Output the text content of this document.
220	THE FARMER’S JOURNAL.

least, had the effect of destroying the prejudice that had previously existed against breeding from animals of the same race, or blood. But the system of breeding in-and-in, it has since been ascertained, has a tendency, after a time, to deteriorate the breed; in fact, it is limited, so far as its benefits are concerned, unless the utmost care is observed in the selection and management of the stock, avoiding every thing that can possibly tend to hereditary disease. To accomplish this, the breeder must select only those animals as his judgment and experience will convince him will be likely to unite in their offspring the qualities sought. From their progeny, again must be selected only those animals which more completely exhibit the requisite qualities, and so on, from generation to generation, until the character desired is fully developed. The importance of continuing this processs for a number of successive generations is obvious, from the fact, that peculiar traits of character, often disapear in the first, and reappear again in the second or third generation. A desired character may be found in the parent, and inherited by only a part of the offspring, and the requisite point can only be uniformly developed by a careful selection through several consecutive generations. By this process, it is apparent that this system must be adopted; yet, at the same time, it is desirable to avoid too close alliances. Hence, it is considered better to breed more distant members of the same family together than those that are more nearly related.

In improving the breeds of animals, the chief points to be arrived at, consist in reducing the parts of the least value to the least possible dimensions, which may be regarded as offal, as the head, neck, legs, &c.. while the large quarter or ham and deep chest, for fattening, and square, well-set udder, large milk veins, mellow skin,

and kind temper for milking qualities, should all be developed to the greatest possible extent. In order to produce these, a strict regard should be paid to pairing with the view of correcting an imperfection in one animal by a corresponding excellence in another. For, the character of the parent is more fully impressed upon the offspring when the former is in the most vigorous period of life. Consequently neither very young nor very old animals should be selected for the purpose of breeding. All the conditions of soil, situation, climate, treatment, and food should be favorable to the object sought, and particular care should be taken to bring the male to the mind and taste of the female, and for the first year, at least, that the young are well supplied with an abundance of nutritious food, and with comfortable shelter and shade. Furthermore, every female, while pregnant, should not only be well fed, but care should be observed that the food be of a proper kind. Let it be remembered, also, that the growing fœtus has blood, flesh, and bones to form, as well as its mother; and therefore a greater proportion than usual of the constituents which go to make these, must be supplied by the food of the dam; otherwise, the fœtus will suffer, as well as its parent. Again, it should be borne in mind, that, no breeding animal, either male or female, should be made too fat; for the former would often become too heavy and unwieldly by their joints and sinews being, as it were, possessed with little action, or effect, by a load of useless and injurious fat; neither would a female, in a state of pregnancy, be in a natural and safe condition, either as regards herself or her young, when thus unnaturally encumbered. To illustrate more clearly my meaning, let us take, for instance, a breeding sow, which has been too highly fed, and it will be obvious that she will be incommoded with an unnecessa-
────
• [PROBLEM TO SOLVE]: Please output every record, keeping each line exact.

• [SOLUTION TO THIS EXERCISE]:
Output the text content of this document.
220	THE FARMER’S JOURNAL.

least, had the effect of destroying the prejudice that had previously existed against breeding from animals of the same race, or blood. But the system of breeding in-and-in, it has since been ascertained, has a tendency, after a time, to deteriorate the breed; in fact, it is limited, so far as its benefits are concerned, unless the utmost care is observed in the selection and management of the stock, avoiding every thing that can possibly tend to hereditary disease. To accomplish this, the breeder must select only those animals as his judgment and experience will convince him will be likely to unite in their offspring the qualities sought. From their progeny, again must be selected only those animals which more completely exhibit the requisite qualities, and so on, from generation to generation, until the character desired is fully developed. The importance of continuing this processs for a number of successive generations is obvious, from the fact, that peculiar traits of character, often disapear in the first, and reappear again in the second or third generation. A desired character may be found in the parent, and inherited by only a part of the offspring, and the requisite point can only be uniformly developed by a careful selection through several consecutive generations. By this process, it is apparent that this system must be adopted; yet, at the same time, it is desirable to avoid too close alliances. Hence, it is considered better to breed more distant members of the same family together than those that are more nearly related.

In improving the breeds of animals, the chief points to be arrived at, consist in reducing the parts of the least value to the least possible dimensions, which may be regarded as offal, as the head, neck, legs, &c.. while the large quarter or ham and deep chest, for fattening, and square, well-set udder, large milk veins, mellow skin,

and kind temper for milking qualities, should all be developed to the greatest possible extent. In order to produce these, a strict regard should be paid to pairing with the view of correcting an imperfection in one animal by a corresponding excellence in another. For, the character of the parent is more fully impressed upon the offspring when the former is in the most vigorous period of life. Consequently neither very young nor very old animals should be selected for the purpose of breeding. All the conditions of soil, situation, climate, treatment, and food should be favorable to the object sought, and particular care should be taken to bring the male to the mind and taste of the female, and for the first year, at least, that the young are well supplied with an abundance of nutritious food, and with comfortable shelter and shade. Furthermore, every female, while pregnant, should not only be well fed, but care should be observed that the food be of a proper kind. Let it be remembered, also, that the growing fœtus has blood, flesh, and bones to form, as well as its mother; and therefore a greater proportion than usual of the constituents which go to make these, must be supplied by the food of the dam; otherwise, the fœtus will suffer, as well as its parent. Again, it should be borne in mind, that, no breeding animal, either male or female, should be made too fat; for the former would often become too heavy and unwieldly by their joints and sinews being, as it were, possessed with little action, or effect, by a load of useless and injurious fat; neither would a female, in a state of pregnancy, be in a natural and safe condition, either as regards herself or her young, when thus unnaturally encumbered. To illustrate more clearly my meaning, let us take, for instance, a breeding sow, which has been too highly fed, and it will be obvious that she will be incommoded with an unnecessa-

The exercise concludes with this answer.